**RECORDS SUPPLIED**:
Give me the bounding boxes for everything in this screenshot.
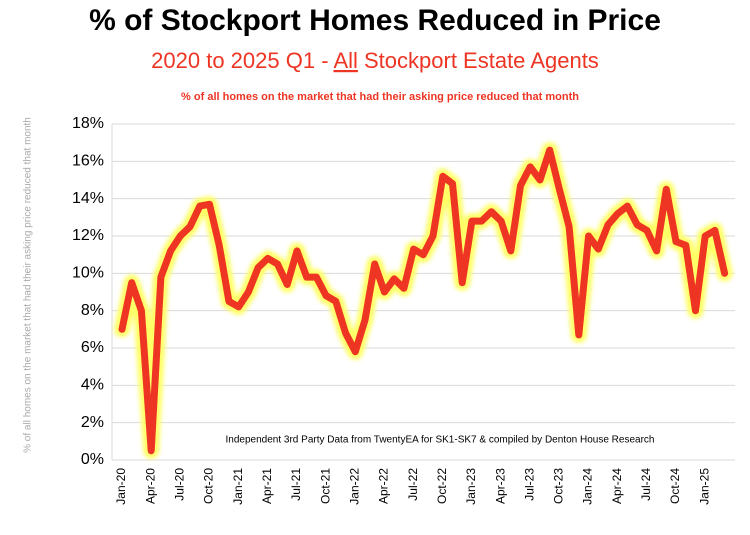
line-series xyxy=(118,146,729,455)
x-tick-label: Jan-22 xyxy=(347,468,361,505)
y-tick-label: 0% xyxy=(81,451,104,468)
chart-description: % of all homes on the market that had th… xyxy=(181,91,579,103)
x-tick-label: Jul-24 xyxy=(639,468,653,501)
x-tick-label: Oct-20 xyxy=(202,468,216,504)
y-tick-label: 10% xyxy=(72,265,104,282)
x-tick-label: Jul-22 xyxy=(406,468,420,501)
y-tick-label: 8% xyxy=(81,302,104,319)
x-tick-label: Jul-20 xyxy=(172,468,186,501)
x-tick-label: Oct-24 xyxy=(668,468,682,504)
subtitle-part: 2020 to 2025 Q1 - xyxy=(151,48,333,73)
y-tick-label: 12% xyxy=(72,227,104,244)
y-axis-label: % of all homes on the market that had th… xyxy=(23,117,34,453)
x-tick-label: Apr-23 xyxy=(493,468,507,504)
y-tick-label: 6% xyxy=(81,339,104,356)
y-tick-label: 14% xyxy=(72,190,104,207)
x-tick-label: Apr-20 xyxy=(143,468,157,504)
x-tick-label: Jan-25 xyxy=(697,468,711,505)
x-tick-label: Apr-24 xyxy=(610,468,624,504)
x-tick-label: Apr-22 xyxy=(377,468,391,504)
y-tick-label: 2% xyxy=(81,414,104,431)
subtitle-part: Stockport Estate Agents xyxy=(358,48,599,73)
x-tick-label: Oct-22 xyxy=(435,468,449,504)
line-glow xyxy=(114,142,733,459)
chart-subtitle: 2020 to 2025 Q1 - All Stockport Estate A… xyxy=(151,48,599,73)
y-tick-label: 4% xyxy=(81,377,104,394)
chart-title: % of Stockport Homes Reduced in Price xyxy=(89,4,661,37)
x-tick-label: Jan-23 xyxy=(464,468,478,505)
x-tick-label: Jul-21 xyxy=(289,468,303,501)
x-tick-label: Jan-24 xyxy=(581,468,595,505)
x-tick-label: Jan-20 xyxy=(114,468,128,505)
x-tick-label: Jan-21 xyxy=(231,468,245,505)
subtitle-part: All xyxy=(333,48,357,73)
x-tick-label: Oct-21 xyxy=(318,468,332,504)
y-tick-label: 18% xyxy=(72,115,104,132)
y-tick-label: 16% xyxy=(72,153,104,170)
x-tick-label: Apr-21 xyxy=(260,468,274,504)
x-tick-label: Oct-23 xyxy=(552,468,566,504)
x-tick-label: Jul-23 xyxy=(522,468,536,501)
annotation: Independent 3rd Party Data from TwentyEA… xyxy=(226,435,655,446)
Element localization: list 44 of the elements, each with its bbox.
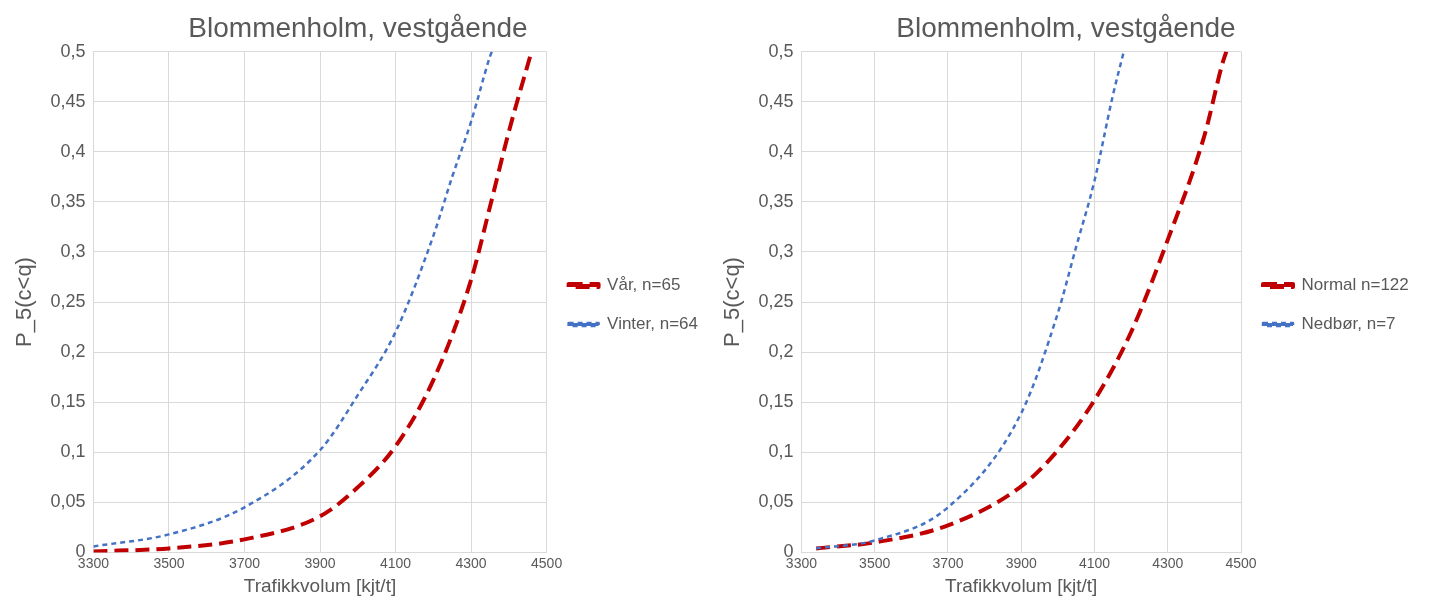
x-tick-label: 3900 <box>1005 554 1037 571</box>
x-tick-label: 4100 <box>379 554 412 571</box>
y-tick-label: 0,3 <box>768 240 794 261</box>
line-series <box>814 51 1229 551</box>
legend-label: Vinter, n=64 <box>607 314 698 334</box>
y-tick-label: 0,4 <box>60 140 86 161</box>
chart-title: Blommenholm, vestgående <box>896 11 1236 43</box>
y-tick-label: 0,05 <box>50 491 86 512</box>
legend-label: Nedbør, n=7 <box>1301 314 1396 334</box>
x-tick-label: 3900 <box>304 554 336 571</box>
y-tick-label: 0,2 <box>60 341 86 362</box>
y-tick-label: 0,45 <box>758 90 794 111</box>
y-tick-label: 0,15 <box>50 391 86 412</box>
x-tick-label: 3700 <box>228 554 261 571</box>
y-tick-label: 0,15 <box>758 391 794 412</box>
y-tick-label: 0,45 <box>50 90 86 111</box>
x-tick-label: 3500 <box>859 554 891 571</box>
x-tick-label: 4300 <box>1152 554 1184 571</box>
y-tick-label: 0,25 <box>50 290 86 311</box>
y-tick-label: 0,35 <box>50 190 86 211</box>
x-tick-label: 4500 <box>1225 554 1257 571</box>
y-tick-label: 0,1 <box>768 441 794 462</box>
y-tick-label: 0,4 <box>768 140 794 161</box>
y-tick-label: 0,05 <box>758 491 794 512</box>
y-tick-label: 0,2 <box>768 341 794 362</box>
x-tick-label: 4100 <box>1078 554 1111 571</box>
y-tick-label: 0,25 <box>758 290 794 311</box>
legend-label: Vår, n=65 <box>607 275 681 295</box>
x-tick-label: 4300 <box>455 554 487 571</box>
x-tick-label: 3700 <box>932 554 964 571</box>
legend-label: Normal n=122 <box>1301 275 1409 295</box>
y-tick-label: 0,1 <box>60 441 86 462</box>
x-axis-title: Trafikkvolum [kjt/t] <box>945 574 1098 596</box>
y-tick-label: 0,5 <box>60 40 86 61</box>
y-tick-label: 0,35 <box>758 190 794 211</box>
x-tick-label: 3500 <box>153 554 185 571</box>
y-axis-title: P_5(c<q) <box>719 257 745 347</box>
y-axis-title: P_5(c<q) <box>11 257 37 347</box>
x-axis-title: Trafikkvolum [kjt/t] <box>243 574 397 596</box>
chart-title: Blommenholm, vestgående <box>188 11 528 43</box>
y-tick-label: 0,3 <box>60 240 86 261</box>
line-series <box>814 51 1126 550</box>
x-tick-label: 4500 <box>531 554 563 571</box>
y-tick-label: 0,5 <box>768 40 794 61</box>
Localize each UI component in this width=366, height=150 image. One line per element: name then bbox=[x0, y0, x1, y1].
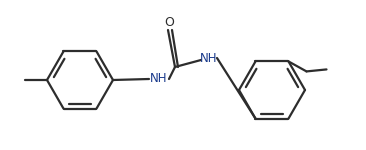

**TASK STATEMENT**:
Reproduce all of the entries above with every occurrence of "x-tick-label" replaced by "x-axis-tick" and everything else unchanged. Omit the pictures.

**OUTPUT FOR THIS TASK**:
Give me the bounding boxes for everything in this screenshot.
line-series xyxy=(118,146,729,455)
x-axis-tick: Jan-22 xyxy=(347,468,361,505)
y-tick-label: 0% xyxy=(81,451,104,468)
chart-description: % of all homes on the market that had th… xyxy=(181,91,579,103)
x-axis-tick: Jul-24 xyxy=(639,468,653,501)
x-axis-tick: Oct-20 xyxy=(202,468,216,504)
y-tick-label: 10% xyxy=(72,265,104,282)
x-axis-tick: Jul-22 xyxy=(406,468,420,501)
y-tick-label: 8% xyxy=(81,302,104,319)
x-axis-tick: Jul-20 xyxy=(172,468,186,501)
x-axis-tick: Oct-24 xyxy=(668,468,682,504)
subtitle-part: 2020 to 2025 Q1 - xyxy=(151,48,333,73)
y-tick-label: 12% xyxy=(72,227,104,244)
y-axis-label: % of all homes on the market that had th… xyxy=(23,117,34,453)
x-axis-tick: Apr-23 xyxy=(493,468,507,504)
y-tick-label: 6% xyxy=(81,339,104,356)
y-tick-label: 14% xyxy=(72,190,104,207)
x-axis-tick: Apr-20 xyxy=(143,468,157,504)
x-axis-tick: Jan-25 xyxy=(697,468,711,505)
x-axis-tick: Apr-24 xyxy=(610,468,624,504)
x-axis-tick: Apr-22 xyxy=(377,468,391,504)
y-tick-label: 2% xyxy=(81,414,104,431)
subtitle-part: Stockport Estate Agents xyxy=(358,48,599,73)
x-axis-tick: Oct-22 xyxy=(435,468,449,504)
line-glow xyxy=(114,142,733,459)
chart-subtitle: 2020 to 2025 Q1 - All Stockport Estate A… xyxy=(151,48,599,73)
y-tick-label: 4% xyxy=(81,377,104,394)
chart-title: % of Stockport Homes Reduced in Price xyxy=(89,4,661,37)
x-axis-tick: Jan-23 xyxy=(464,468,478,505)
x-axis-tick: Jul-21 xyxy=(289,468,303,501)
x-axis-tick: Jan-24 xyxy=(581,468,595,505)
x-axis-tick: Jan-20 xyxy=(114,468,128,505)
x-axis-tick: Jan-21 xyxy=(231,468,245,505)
subtitle-part: All xyxy=(333,48,357,73)
x-axis-tick: Oct-21 xyxy=(318,468,332,504)
y-tick-label: 18% xyxy=(72,115,104,132)
y-tick-label: 16% xyxy=(72,153,104,170)
x-axis-tick: Apr-21 xyxy=(260,468,274,504)
x-axis-tick: Oct-23 xyxy=(552,468,566,504)
x-axis-tick: Jul-23 xyxy=(522,468,536,501)
annotation: Independent 3rd Party Data from TwentyEA… xyxy=(226,435,655,446)
Element localization: list 44 of the elements, each with its bbox.
x-axis-tick: 3900 <box>1005 554 1037 571</box>
x-axis-tick: 4100 <box>379 554 412 571</box>
y-tick-label: 0,3 <box>768 240 794 261</box>
line-series <box>814 51 1229 551</box>
legend-label: Vinter, n=64 <box>607 314 698 334</box>
y-tick-label: 0,4 <box>60 140 86 161</box>
chart-title: Blommenholm, vestgående <box>896 11 1236 43</box>
y-tick-label: 0,05 <box>50 491 86 512</box>
legend-label: Nedbør, n=7 <box>1301 314 1396 334</box>
x-axis-tick: 3900 <box>304 554 336 571</box>
y-tick-label: 0,2 <box>60 341 86 362</box>
y-tick-label: 0,45 <box>758 90 794 111</box>
y-tick-label: 0,15 <box>50 391 86 412</box>
x-axis-tick: 3700 <box>228 554 261 571</box>
y-tick-label: 0,15 <box>758 391 794 412</box>
y-tick-label: 0,45 <box>50 90 86 111</box>
x-axis-tick: 3500 <box>859 554 891 571</box>
x-axis-tick: 4300 <box>1152 554 1184 571</box>
y-tick-label: 0,25 <box>50 290 86 311</box>
y-tick-label: 0,35 <box>50 190 86 211</box>
x-axis-tick: 4500 <box>1225 554 1257 571</box>
y-tick-label: 0,1 <box>768 441 794 462</box>
y-tick-label: 0,4 <box>768 140 794 161</box>
y-tick-label: 0,05 <box>758 491 794 512</box>
y-tick-label: 0,2 <box>768 341 794 362</box>
x-axis-tick: 4100 <box>1078 554 1111 571</box>
y-tick-label: 0,25 <box>758 290 794 311</box>
legend-label: Vår, n=65 <box>607 275 681 295</box>
x-axis-tick: 4300 <box>455 554 487 571</box>
x-axis-tick: 3700 <box>932 554 964 571</box>
legend-label: Normal n=122 <box>1301 275 1409 295</box>
y-tick-label: 0,1 <box>60 441 86 462</box>
x-axis-title: Trafikkvolum [kjt/t] <box>945 574 1098 596</box>
y-tick-label: 0,5 <box>60 40 86 61</box>
y-tick-label: 0,35 <box>758 190 794 211</box>
x-axis-tick: 3500 <box>153 554 185 571</box>
y-axis-title: P_5(c<q) <box>719 257 745 347</box>
y-axis-title: P_5(c<q) <box>11 257 37 347</box>
x-axis-title: Trafikkvolum [kjt/t] <box>243 574 397 596</box>
chart-title: Blommenholm, vestgående <box>188 11 528 43</box>
y-tick-label: 0,3 <box>60 240 86 261</box>
line-series <box>814 51 1126 550</box>
x-axis-tick: 4500 <box>531 554 563 571</box>
y-tick-label: 0,5 <box>768 40 794 61</box>
Localize each UI component in this width=366, height=150 image. One line per element: name then bbox=[x0, y0, x1, y1].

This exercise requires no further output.